◆ Lavoro richiesto ◆
Estrai tutte le righe dell'elenco che segue e riportale identiche, senza alcuna modifica.

[Elenco di annotazioni con coordinate]
======

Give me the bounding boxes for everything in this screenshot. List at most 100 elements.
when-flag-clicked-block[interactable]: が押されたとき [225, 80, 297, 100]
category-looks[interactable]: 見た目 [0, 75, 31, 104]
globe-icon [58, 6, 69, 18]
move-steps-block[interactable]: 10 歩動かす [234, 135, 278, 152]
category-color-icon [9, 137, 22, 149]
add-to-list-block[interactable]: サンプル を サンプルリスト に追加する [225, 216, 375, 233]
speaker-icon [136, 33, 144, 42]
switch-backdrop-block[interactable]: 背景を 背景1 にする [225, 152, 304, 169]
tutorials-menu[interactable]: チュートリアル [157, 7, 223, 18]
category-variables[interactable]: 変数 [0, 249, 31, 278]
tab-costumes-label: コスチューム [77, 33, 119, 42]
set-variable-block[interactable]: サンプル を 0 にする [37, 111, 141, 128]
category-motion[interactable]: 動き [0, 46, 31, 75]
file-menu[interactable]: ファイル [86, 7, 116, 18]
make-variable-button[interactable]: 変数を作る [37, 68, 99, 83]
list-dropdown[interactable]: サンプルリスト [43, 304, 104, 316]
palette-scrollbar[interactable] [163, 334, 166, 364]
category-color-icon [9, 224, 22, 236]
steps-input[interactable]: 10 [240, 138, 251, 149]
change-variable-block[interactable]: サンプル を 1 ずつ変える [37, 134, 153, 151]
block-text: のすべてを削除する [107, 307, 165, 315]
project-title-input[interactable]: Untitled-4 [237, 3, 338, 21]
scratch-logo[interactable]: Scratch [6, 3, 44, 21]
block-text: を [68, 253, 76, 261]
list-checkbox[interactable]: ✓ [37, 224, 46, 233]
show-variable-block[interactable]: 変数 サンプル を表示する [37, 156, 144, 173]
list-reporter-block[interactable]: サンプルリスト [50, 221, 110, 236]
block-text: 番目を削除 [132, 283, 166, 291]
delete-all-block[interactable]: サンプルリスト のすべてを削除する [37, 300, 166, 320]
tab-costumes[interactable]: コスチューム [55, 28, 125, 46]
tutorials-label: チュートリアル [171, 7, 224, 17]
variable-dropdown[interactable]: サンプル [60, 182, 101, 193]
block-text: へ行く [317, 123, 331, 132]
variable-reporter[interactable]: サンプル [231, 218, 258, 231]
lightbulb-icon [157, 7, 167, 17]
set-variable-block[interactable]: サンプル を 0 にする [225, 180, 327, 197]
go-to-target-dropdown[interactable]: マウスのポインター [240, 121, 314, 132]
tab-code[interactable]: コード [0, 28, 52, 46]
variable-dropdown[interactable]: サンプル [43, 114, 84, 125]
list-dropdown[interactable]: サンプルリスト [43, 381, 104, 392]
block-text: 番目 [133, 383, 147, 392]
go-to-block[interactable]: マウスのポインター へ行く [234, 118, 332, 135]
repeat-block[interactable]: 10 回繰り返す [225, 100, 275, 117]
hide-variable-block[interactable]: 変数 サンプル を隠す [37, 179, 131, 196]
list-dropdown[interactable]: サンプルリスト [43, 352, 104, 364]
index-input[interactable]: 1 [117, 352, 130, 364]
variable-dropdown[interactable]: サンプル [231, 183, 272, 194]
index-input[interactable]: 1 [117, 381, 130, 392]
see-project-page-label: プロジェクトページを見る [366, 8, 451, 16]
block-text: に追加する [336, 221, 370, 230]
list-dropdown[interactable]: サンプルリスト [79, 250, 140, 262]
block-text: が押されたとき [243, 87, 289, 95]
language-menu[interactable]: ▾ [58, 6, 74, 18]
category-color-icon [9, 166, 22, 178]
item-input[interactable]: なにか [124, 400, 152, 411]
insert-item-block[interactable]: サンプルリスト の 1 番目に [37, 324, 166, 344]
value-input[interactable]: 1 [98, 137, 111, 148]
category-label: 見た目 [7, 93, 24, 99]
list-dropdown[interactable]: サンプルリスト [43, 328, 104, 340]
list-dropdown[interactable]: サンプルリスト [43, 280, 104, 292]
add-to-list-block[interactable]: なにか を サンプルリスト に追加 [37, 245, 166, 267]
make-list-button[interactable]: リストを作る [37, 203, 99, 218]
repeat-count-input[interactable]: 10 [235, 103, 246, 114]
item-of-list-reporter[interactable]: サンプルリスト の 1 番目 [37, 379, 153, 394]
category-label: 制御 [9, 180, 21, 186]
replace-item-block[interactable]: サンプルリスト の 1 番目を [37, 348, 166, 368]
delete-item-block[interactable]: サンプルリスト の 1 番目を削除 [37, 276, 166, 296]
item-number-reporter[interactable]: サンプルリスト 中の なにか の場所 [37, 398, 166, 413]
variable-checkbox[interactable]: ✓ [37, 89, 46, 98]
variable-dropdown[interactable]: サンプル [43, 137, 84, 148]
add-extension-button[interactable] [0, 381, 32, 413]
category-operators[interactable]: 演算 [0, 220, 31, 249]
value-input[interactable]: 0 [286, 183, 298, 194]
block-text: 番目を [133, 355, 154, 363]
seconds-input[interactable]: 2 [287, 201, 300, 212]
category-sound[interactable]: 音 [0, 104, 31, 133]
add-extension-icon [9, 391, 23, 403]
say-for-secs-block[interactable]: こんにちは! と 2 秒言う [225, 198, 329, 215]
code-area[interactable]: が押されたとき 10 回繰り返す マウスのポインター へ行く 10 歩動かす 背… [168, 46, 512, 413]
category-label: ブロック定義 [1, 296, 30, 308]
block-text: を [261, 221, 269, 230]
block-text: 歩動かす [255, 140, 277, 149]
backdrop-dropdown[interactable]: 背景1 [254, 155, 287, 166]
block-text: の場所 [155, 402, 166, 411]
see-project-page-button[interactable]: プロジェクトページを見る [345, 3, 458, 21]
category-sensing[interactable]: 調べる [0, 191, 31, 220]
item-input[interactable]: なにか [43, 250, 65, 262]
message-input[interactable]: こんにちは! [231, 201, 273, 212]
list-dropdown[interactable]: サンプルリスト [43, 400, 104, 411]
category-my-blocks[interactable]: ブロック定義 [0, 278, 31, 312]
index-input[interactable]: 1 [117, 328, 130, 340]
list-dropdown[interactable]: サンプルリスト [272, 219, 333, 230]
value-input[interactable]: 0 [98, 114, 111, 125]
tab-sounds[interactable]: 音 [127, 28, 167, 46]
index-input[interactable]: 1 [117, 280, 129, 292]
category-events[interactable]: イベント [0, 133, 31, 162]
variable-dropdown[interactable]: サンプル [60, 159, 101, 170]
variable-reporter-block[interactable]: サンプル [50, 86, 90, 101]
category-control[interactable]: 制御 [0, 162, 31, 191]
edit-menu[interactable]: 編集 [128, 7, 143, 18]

======

◆ Risposta ◆
Give me the bounding boxes for everything in this screenshot. List at most 100 elements.
when-flag-clicked-block[interactable]: が押されたとき [225, 80, 297, 100]
category-looks[interactable]: 見た目 [0, 75, 31, 104]
globe-icon [58, 6, 69, 18]
move-steps-block[interactable]: 10 歩動かす [234, 135, 278, 152]
category-color-icon [9, 137, 22, 149]
add-to-list-block[interactable]: サンプル を サンプルリスト に追加する [225, 216, 375, 233]
speaker-icon [136, 33, 144, 42]
switch-backdrop-block[interactable]: 背景を 背景1 にする [225, 152, 304, 169]
tutorials-menu[interactable]: チュートリアル [157, 7, 223, 18]
category-variables[interactable]: 変数 [0, 249, 31, 278]
tab-costumes-label: コスチューム [77, 33, 119, 42]
set-variable-block[interactable]: サンプル を 0 にする [37, 111, 141, 128]
category-motion[interactable]: 動き [0, 46, 31, 75]
file-menu[interactable]: ファイル [86, 7, 116, 18]
make-variable-button[interactable]: 変数を作る [37, 68, 99, 83]
list-dropdown[interactable]: サンプルリスト [43, 304, 104, 316]
palette-scrollbar[interactable] [163, 334, 166, 364]
category-color-icon [9, 224, 22, 236]
steps-input[interactable]: 10 [240, 138, 251, 149]
change-variable-block[interactable]: サンプル を 1 ずつ変える [37, 134, 153, 151]
block-text: のすべてを削除する [107, 307, 165, 315]
project-title-input[interactable]: Untitled-4 [237, 3, 338, 21]
scratch-logo[interactable]: Scratch [6, 3, 44, 21]
block-text: を [68, 253, 76, 261]
list-checkbox[interactable]: ✓ [37, 224, 46, 233]
show-variable-block[interactable]: 変数 サンプル を表示する [37, 156, 144, 173]
list-reporter-block[interactable]: サンプルリスト [50, 221, 110, 236]
block-text: 番目を削除 [132, 283, 166, 291]
delete-all-block[interactable]: サンプルリスト のすべてを削除する [37, 300, 166, 320]
tab-costumes[interactable]: コスチューム [55, 28, 125, 46]
tutorials-label: チュートリアル [171, 7, 224, 17]
variable-dropdown[interactable]: サンプル [60, 182, 101, 193]
block-text: へ行く [317, 123, 331, 132]
variable-reporter[interactable]: サンプル [231, 218, 258, 231]
lightbulb-icon [157, 7, 167, 17]
set-variable-block[interactable]: サンプル を 0 にする [225, 180, 327, 197]
go-to-target-dropdown[interactable]: マウスのポインター [240, 121, 314, 132]
tab-code[interactable]: コード [0, 28, 52, 46]
variable-dropdown[interactable]: サンプル [43, 114, 84, 125]
list-dropdown[interactable]: サンプルリスト [43, 381, 104, 392]
block-text: 番目 [133, 383, 147, 392]
go-to-block[interactable]: マウスのポインター へ行く [234, 118, 332, 135]
repeat-block[interactable]: 10 回繰り返す [225, 100, 275, 117]
hide-variable-block[interactable]: 変数 サンプル を隠す [37, 179, 131, 196]
list-dropdown[interactable]: サンプルリスト [43, 352, 104, 364]
index-input[interactable]: 1 [117, 352, 130, 364]
variable-dropdown[interactable]: サンプル [231, 183, 272, 194]
index-input[interactable]: 1 [117, 381, 130, 392]
see-project-page-label: プロジェクトページを見る [366, 8, 451, 16]
block-text: に追加する [336, 221, 370, 230]
list-dropdown[interactable]: サンプルリスト [79, 250, 140, 262]
block-text: が押されたとき [243, 87, 289, 95]
language-menu[interactable]: ▾ [58, 6, 74, 18]
category-color-icon [9, 166, 22, 178]
item-input[interactable]: なにか [124, 400, 152, 411]
insert-item-block[interactable]: サンプルリスト の 1 番目に [37, 324, 166, 344]
value-input[interactable]: 1 [98, 137, 111, 148]
category-label: 見た目 [7, 93, 24, 99]
list-dropdown[interactable]: サンプルリスト [43, 328, 104, 340]
list-dropdown[interactable]: サンプルリスト [43, 280, 104, 292]
add-to-list-block[interactable]: なにか を サンプルリスト に追加 [37, 245, 166, 267]
make-list-button[interactable]: リストを作る [37, 203, 99, 218]
repeat-count-input[interactable]: 10 [235, 103, 246, 114]
item-of-list-reporter[interactable]: サンプルリスト の 1 番目 [37, 379, 153, 394]
category-label: 制御 [9, 180, 21, 186]
replace-item-block[interactable]: サンプルリスト の 1 番目を [37, 348, 166, 368]
delete-item-block[interactable]: サンプルリスト の 1 番目を削除 [37, 276, 166, 296]
item-number-reporter[interactable]: サンプルリスト 中の なにか の場所 [37, 398, 166, 413]
variable-checkbox[interactable]: ✓ [37, 89, 46, 98]
variable-dropdown[interactable]: サンプル [43, 137, 84, 148]
add-extension-button[interactable] [0, 381, 32, 413]
category-operators[interactable]: 演算 [0, 220, 31, 249]
value-input[interactable]: 0 [286, 183, 298, 194]
block-text: 番目を [133, 355, 154, 363]
seconds-input[interactable]: 2 [287, 201, 300, 212]
category-sound[interactable]: 音 [0, 104, 31, 133]
add-extension-icon [9, 391, 23, 403]
say-for-secs-block[interactable]: こんにちは! と 2 秒言う [225, 198, 329, 215]
code-area[interactable]: が押されたとき 10 回繰り返す マウスのポインター へ行く 10 歩動かす 背… [168, 46, 512, 413]
category-label: ブロック定義 [1, 296, 30, 308]
block-text: を [261, 221, 269, 230]
block-text: 歩動かす [255, 140, 277, 149]
backdrop-dropdown[interactable]: 背景1 [254, 155, 287, 166]
block-text: の場所 [155, 402, 166, 411]
see-project-page-button[interactable]: プロジェクトページを見る [345, 3, 458, 21]
category-sensing[interactable]: 調べる [0, 191, 31, 220]
item-input[interactable]: なにか [43, 250, 65, 262]
message-input[interactable]: こんにちは! [231, 201, 273, 212]
list-dropdown[interactable]: サンプルリスト [43, 400, 104, 411]
category-my-blocks[interactable]: ブロック定義 [0, 278, 31, 312]
index-input[interactable]: 1 [117, 328, 130, 340]
list-dropdown[interactable]: サンプルリスト [272, 219, 333, 230]
value-input[interactable]: 0 [98, 114, 111, 125]
tab-sounds[interactable]: 音 [127, 28, 167, 46]
index-input[interactable]: 1 [117, 280, 129, 292]
category-events[interactable]: イベント [0, 133, 31, 162]
variable-dropdown[interactable]: サンプル [60, 159, 101, 170]
variable-reporter-block[interactable]: サンプル [50, 86, 90, 101]
category-control[interactable]: 制御 [0, 162, 31, 191]
edit-menu[interactable]: 編集 [128, 7, 143, 18]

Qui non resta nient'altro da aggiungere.